__EXERCISE AIM__
Find the word "value" in the listing; pull out each line holding it.

(Dataset excerpts)
---+---
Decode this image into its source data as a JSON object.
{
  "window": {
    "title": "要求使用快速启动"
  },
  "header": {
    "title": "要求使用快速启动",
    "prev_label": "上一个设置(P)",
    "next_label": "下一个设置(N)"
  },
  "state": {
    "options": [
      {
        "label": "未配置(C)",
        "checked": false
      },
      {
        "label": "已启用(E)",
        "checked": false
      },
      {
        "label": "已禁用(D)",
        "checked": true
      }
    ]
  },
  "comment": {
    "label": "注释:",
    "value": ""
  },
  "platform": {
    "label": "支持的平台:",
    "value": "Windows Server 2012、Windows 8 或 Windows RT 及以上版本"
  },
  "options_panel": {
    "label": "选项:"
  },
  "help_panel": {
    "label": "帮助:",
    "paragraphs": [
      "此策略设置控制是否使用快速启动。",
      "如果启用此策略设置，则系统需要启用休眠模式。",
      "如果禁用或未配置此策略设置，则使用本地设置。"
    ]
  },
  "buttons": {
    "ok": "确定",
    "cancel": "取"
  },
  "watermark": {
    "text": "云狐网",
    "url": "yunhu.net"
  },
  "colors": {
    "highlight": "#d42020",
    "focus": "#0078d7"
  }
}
---+---
__REPLY__
    "value": ""
    "value": "Windows Server 2012、Windows 8 或 Windows RT 及以上版本"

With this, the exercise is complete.